Records from a collection of figures:
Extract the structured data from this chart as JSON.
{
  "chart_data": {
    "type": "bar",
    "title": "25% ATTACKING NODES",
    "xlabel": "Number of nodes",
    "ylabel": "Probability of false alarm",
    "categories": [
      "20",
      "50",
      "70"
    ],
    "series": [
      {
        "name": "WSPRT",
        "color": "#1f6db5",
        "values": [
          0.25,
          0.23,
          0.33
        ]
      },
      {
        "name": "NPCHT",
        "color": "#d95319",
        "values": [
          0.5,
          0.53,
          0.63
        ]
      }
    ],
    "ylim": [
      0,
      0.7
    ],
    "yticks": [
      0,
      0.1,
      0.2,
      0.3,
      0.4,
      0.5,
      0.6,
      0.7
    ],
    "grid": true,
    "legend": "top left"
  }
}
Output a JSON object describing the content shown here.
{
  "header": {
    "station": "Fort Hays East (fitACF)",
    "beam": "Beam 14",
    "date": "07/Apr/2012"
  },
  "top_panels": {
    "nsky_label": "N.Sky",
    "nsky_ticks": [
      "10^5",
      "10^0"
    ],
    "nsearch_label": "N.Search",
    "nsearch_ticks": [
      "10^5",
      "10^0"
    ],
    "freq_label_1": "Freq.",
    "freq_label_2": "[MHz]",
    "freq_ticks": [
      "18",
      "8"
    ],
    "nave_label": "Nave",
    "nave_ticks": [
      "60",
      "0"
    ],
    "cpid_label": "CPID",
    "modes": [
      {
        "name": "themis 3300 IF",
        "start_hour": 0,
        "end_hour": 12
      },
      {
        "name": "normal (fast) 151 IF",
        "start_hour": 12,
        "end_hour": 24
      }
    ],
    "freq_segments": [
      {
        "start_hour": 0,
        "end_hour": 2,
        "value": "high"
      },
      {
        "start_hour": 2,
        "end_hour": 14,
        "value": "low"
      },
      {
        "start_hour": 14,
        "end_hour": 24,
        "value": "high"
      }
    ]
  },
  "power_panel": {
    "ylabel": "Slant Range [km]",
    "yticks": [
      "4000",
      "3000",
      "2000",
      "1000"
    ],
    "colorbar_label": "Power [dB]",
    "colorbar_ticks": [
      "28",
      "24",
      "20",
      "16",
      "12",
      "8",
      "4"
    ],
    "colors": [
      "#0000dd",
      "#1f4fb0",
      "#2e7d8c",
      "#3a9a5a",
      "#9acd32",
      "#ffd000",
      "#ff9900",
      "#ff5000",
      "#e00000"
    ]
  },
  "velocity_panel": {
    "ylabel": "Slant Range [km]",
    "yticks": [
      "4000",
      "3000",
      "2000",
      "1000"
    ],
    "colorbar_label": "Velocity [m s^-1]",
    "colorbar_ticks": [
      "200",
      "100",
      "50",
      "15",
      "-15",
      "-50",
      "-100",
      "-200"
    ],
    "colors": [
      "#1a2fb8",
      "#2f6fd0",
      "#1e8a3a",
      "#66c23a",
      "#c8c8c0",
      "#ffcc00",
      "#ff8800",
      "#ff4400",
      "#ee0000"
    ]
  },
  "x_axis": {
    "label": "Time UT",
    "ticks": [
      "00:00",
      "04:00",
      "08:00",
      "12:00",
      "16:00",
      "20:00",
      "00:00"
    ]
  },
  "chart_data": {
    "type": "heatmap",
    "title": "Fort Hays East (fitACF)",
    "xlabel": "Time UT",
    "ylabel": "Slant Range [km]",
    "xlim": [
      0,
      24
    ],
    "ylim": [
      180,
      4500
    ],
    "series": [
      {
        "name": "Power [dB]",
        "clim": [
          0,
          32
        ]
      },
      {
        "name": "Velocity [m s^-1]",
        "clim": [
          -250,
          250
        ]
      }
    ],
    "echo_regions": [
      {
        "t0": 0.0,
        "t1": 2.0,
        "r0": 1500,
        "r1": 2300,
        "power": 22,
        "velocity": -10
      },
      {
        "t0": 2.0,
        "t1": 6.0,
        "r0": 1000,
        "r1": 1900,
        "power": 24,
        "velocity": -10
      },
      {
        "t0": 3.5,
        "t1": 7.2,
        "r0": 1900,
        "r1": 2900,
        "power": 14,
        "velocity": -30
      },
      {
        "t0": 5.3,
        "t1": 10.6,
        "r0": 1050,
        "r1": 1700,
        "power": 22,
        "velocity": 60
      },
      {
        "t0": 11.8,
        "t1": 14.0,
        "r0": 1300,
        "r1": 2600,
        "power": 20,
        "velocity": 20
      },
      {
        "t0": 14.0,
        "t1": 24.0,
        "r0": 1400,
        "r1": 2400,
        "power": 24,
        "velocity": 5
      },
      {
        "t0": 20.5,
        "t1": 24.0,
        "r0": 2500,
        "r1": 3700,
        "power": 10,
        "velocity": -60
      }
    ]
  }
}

> [THE TASK]
Copy out every line from the material above in which the word "JSON" appears.

> [RESULT FOR THIS TASK]
Extract the structured data from this chart as JSON.
Output a JSON object describing the content shown here.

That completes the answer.